Your instructions: Edit the forum thread about setting up ceramics by restating the part that opens with the words containing "Originally Posted by ChelsNLuke" and closes with "way around :)", with "hide" changed to "shelter".

Selected extract:
Good one as usual! :D Very informative and will certainly help people who need to know how to set up ceramics :)

-Luke

mstypical 28-10-2012 05:06 PM

Quote:

Originally Posted by ChelsNLuke (Post 10644766)
Good one as usual! :D Very informative and will certainly help people who need to know how to set up ceramics :)

-Luke

Thanks :) I was asked the other day why inside the hide is hotter than outside, I just don't know the answer, I only know that it is hotter and it needs taking into consideration :)

mstypical 28-10-2012 10:21 PM

Just a thought as well as I've just had a question by PM. With ceramics in a stack like mine, you do get heat transference. My top viv is 2C hotter than the bottom. When I bought the stack I wanted the boa on the top, but knowing she likes it cooler and the royal hotter, they had to go that way around :)

ChelsNLuke 28-10-2012 10:23 PM

Quote:

Originally Posted by mstypical (Post 10644808)
Thanks :) I was asked the other day why inside the hide is hotter than outside, I just don't know the answer, I only know that it is hotter and it needs taking into consideration :)

Because heat has less room inside the hide to disperse, it's then trapped :) Slower heat loss etc and easier build up of heat :)

-Luke

hitmanout2007 30-10-2012 11:19 AM

This is a good post a+

mstypical 30-10-2012 01:26 PM

Quote:

Originally Posted by hitmanout2007 (Post 10650779)

Recorded data:

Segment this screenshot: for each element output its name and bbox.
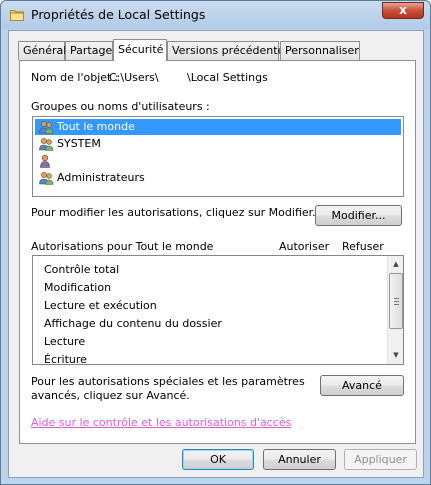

Output of the exercise:
Originally Posted by ChelsNLuke (Post 10644766)
Good one as usual! :D Very informative and will certainly help people who need to know how to set up ceramics :)

-Luke

Thanks :) I was asked the other day why inside the shelter is hotter than outside, I just don't know the answer, I only know that it is hotter and it needs taking into consideration :)

mstypical 28-10-2012 10:21 PM

Just a thought as well as I've just had a question by PM. With ceramics in a stack like mine, you do get heat transference. My top viv is 2C hotter than the bottom. When I bought the stack I wanted the boa on the top, but knowing she likes it cooler and the royal hotter, they had to go that way around :)